• **PROVIDED INFORMATION**:
★ ★ ★ ★ ★

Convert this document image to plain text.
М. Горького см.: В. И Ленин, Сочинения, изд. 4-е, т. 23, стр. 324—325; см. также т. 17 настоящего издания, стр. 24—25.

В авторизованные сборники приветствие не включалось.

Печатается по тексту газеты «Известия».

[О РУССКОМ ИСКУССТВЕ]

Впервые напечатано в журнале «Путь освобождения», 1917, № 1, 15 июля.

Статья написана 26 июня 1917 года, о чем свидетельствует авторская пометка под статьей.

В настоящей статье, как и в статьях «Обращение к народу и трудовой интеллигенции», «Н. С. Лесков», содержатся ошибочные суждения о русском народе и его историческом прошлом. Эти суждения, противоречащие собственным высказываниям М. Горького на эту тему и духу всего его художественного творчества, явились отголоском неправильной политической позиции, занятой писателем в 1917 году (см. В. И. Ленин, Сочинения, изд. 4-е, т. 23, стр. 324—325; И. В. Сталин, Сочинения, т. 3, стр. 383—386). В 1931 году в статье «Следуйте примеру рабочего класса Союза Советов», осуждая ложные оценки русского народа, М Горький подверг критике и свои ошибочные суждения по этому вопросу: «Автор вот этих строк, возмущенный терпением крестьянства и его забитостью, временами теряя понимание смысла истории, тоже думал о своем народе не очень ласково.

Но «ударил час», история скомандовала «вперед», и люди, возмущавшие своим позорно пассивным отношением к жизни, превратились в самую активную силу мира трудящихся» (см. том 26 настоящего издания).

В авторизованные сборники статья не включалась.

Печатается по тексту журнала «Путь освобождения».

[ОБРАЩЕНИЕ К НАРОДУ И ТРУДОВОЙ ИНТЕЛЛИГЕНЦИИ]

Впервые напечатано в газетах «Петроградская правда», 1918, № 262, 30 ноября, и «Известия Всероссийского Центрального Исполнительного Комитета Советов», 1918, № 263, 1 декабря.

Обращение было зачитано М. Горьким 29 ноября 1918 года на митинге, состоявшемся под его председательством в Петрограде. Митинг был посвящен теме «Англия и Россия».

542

★ ★ ★ ★ ★

Copy each record from above exactly, and include every line.

• **RESPONSE**:
Convert this document image to plain text.
М. Горького см.: В. И Ленин, Сочинения, изд. 4-е, т. 23, стр. 324—325; см. также т. 17 настоящего издания, стр. 24—25.

В авторизованные сборники приветствие не включалось.

Печатается по тексту газеты «Известия».

[О РУССКОМ ИСКУССТВЕ]

Впервые напечатано в журнале «Путь освобождения», 1917, № 1, 15 июля.

Статья написана 26 июня 1917 года, о чем свидетельствует авторская пометка под статьей.

В настоящей статье, как и в статьях «Обращение к народу и трудовой интеллигенции», «Н. С. Лесков», содержатся ошибочные суждения о русском народе и его историческом прошлом. Эти суждения, противоречащие собственным высказываниям М. Горького на эту тему и духу всего его художественного творчества, явились отголоском неправильной политической позиции, занятой писателем в 1917 году (см. В. И. Ленин, Сочинения, изд. 4-е, т. 23, стр. 324—325; И. В. Сталин, Сочинения, т. 3, стр. 383—386). В 1931 году в статье «Следуйте примеру рабочего класса Союза Советов», осуждая ложные оценки русского народа, М Горький подверг критике и свои ошибочные суждения по этому вопросу: «Автор вот этих строк, возмущенный терпением крестьянства и его забитостью, временами теряя понимание смысла истории, тоже думал о своем народе не очень ласково.

Но «ударил час», история скомандовала «вперед», и люди, возмущавшие своим позорно пассивным отношением к жизни, превратились в самую активную силу мира трудящихся» (см. том 26 настоящего издания).

В авторизованные сборники статья не включалась.

Печатается по тексту журнала «Путь освобождения».

[ОБРАЩЕНИЕ К НАРОДУ И ТРУДОВОЙ ИНТЕЛЛИГЕНЦИИ]

Впервые напечатано в газетах «Петроградская правда», 1918, № 262, 30 ноября, и «Известия Всероссийского Центрального Исполнительного Комитета Советов», 1918, № 263, 1 декабря.

Обращение было зачитано М. Горьким 29 ноября 1918 года на митинге, состоявшемся под его председательством в Петрограде. Митинг был посвящен теме «Англия и Россия».

542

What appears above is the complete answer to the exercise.